Goal —
Examine the material below. Gather every line in which the string "output" appears.

[Items from a data source]
^^^^

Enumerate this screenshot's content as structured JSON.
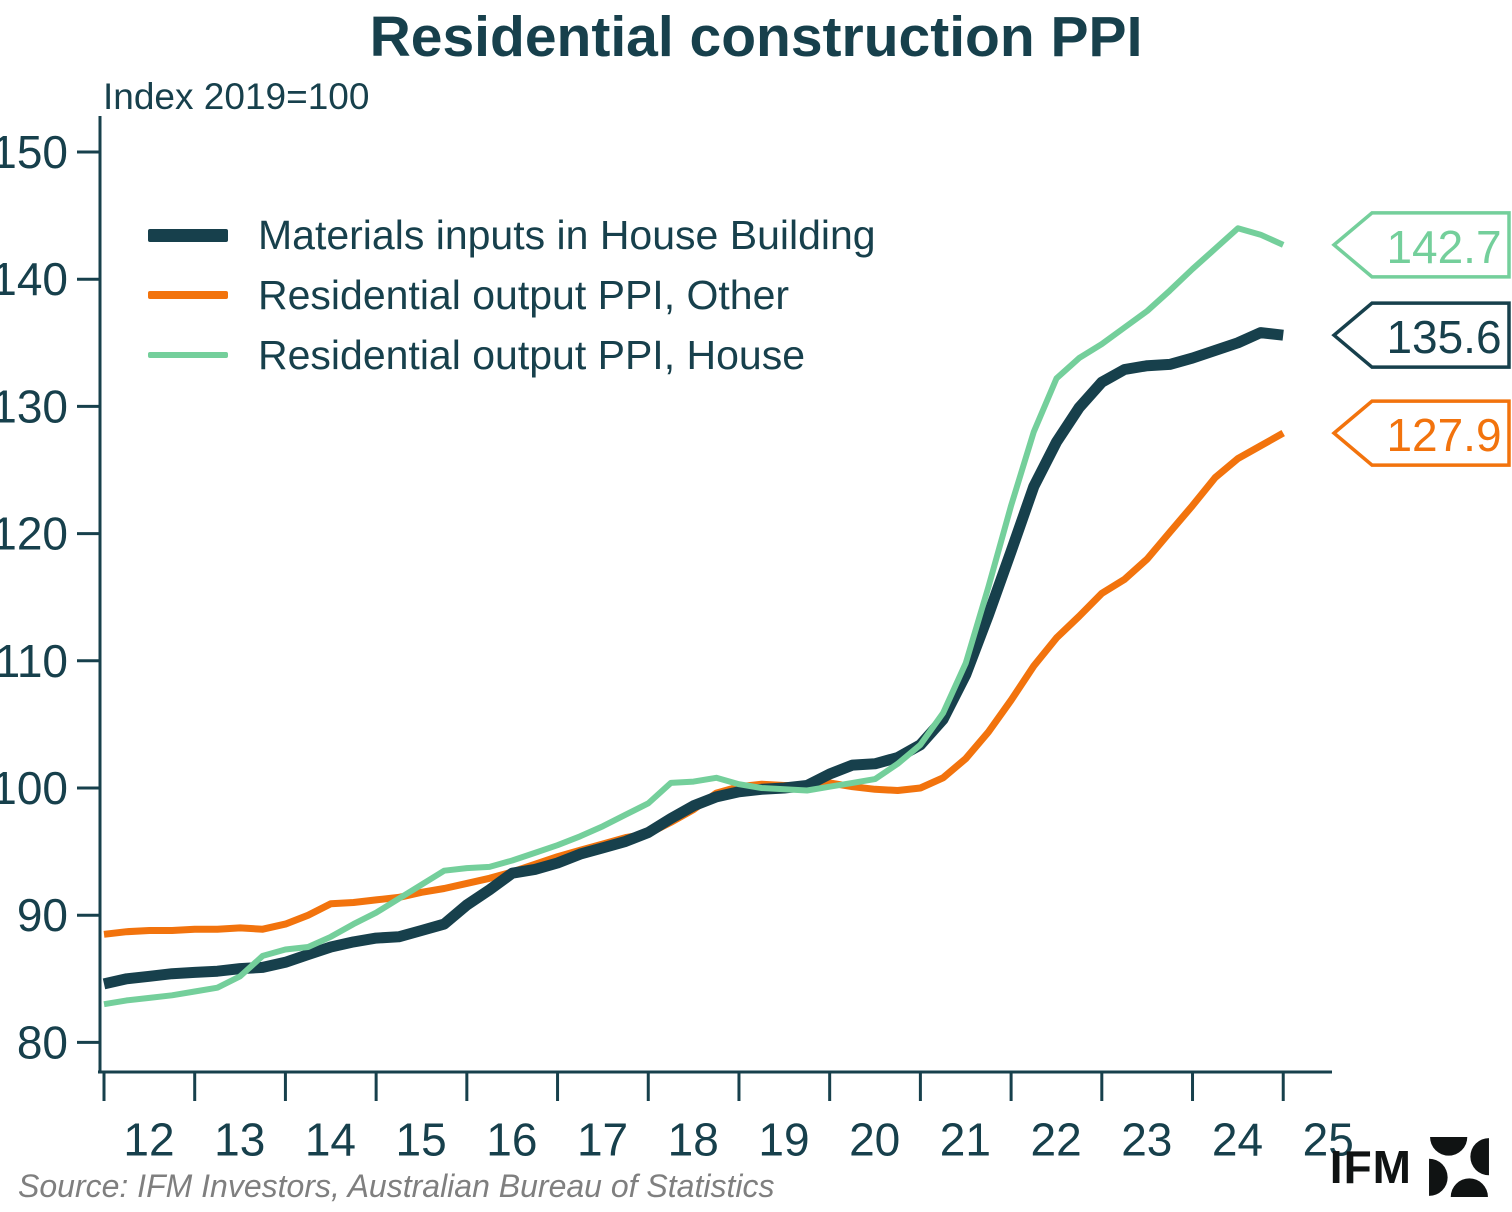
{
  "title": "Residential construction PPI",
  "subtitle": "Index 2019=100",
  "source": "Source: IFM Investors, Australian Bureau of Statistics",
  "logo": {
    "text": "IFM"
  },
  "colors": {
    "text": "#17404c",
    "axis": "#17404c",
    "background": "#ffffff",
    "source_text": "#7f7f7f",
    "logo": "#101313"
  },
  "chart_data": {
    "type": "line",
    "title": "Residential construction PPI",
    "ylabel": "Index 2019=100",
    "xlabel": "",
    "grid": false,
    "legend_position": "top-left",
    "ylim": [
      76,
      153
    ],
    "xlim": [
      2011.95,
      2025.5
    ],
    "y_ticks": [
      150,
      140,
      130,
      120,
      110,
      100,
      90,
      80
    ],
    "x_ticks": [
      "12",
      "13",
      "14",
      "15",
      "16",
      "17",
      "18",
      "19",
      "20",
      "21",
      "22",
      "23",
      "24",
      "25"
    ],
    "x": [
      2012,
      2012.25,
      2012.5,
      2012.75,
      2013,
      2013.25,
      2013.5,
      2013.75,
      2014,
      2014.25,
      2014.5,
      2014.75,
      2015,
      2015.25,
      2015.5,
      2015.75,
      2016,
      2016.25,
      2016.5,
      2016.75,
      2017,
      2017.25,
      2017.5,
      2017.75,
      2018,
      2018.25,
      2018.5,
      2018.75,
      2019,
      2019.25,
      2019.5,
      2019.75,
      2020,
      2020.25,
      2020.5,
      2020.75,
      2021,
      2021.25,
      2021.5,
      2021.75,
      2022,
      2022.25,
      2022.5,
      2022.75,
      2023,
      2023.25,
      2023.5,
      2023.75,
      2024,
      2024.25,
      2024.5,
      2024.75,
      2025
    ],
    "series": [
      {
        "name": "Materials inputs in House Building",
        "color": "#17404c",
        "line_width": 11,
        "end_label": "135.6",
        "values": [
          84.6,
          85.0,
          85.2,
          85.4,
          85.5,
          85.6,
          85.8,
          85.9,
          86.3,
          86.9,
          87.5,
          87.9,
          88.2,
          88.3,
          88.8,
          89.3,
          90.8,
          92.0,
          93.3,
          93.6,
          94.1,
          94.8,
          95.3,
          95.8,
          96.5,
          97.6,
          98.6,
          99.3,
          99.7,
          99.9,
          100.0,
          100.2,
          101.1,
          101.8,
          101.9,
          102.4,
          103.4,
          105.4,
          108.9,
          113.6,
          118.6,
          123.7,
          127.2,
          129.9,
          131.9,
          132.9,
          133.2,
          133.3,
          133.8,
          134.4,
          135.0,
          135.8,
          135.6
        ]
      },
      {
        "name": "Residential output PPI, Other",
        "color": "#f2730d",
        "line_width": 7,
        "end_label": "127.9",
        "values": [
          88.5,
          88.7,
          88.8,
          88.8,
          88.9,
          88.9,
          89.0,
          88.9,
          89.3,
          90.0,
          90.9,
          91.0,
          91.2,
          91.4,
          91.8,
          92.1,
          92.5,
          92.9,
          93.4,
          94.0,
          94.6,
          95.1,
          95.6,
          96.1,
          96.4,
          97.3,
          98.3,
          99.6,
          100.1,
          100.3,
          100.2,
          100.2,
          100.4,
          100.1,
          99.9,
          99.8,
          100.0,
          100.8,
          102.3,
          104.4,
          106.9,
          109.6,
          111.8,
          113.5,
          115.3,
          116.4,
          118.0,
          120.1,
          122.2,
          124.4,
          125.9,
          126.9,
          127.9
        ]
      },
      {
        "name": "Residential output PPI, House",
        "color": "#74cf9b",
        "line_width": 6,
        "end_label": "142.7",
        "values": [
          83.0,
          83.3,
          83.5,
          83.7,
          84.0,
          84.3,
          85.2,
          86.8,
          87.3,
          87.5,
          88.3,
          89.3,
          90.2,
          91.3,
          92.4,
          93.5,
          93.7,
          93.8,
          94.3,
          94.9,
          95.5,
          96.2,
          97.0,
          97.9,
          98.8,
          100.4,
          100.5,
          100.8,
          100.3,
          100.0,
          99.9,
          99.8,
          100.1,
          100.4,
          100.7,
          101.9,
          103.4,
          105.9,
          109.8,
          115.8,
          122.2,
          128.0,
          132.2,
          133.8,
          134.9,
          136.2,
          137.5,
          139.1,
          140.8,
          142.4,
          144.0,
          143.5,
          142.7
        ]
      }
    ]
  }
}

^^^^

Response —
        "name": "Residential output PPI, Other",
        "name": "Residential output PPI, House",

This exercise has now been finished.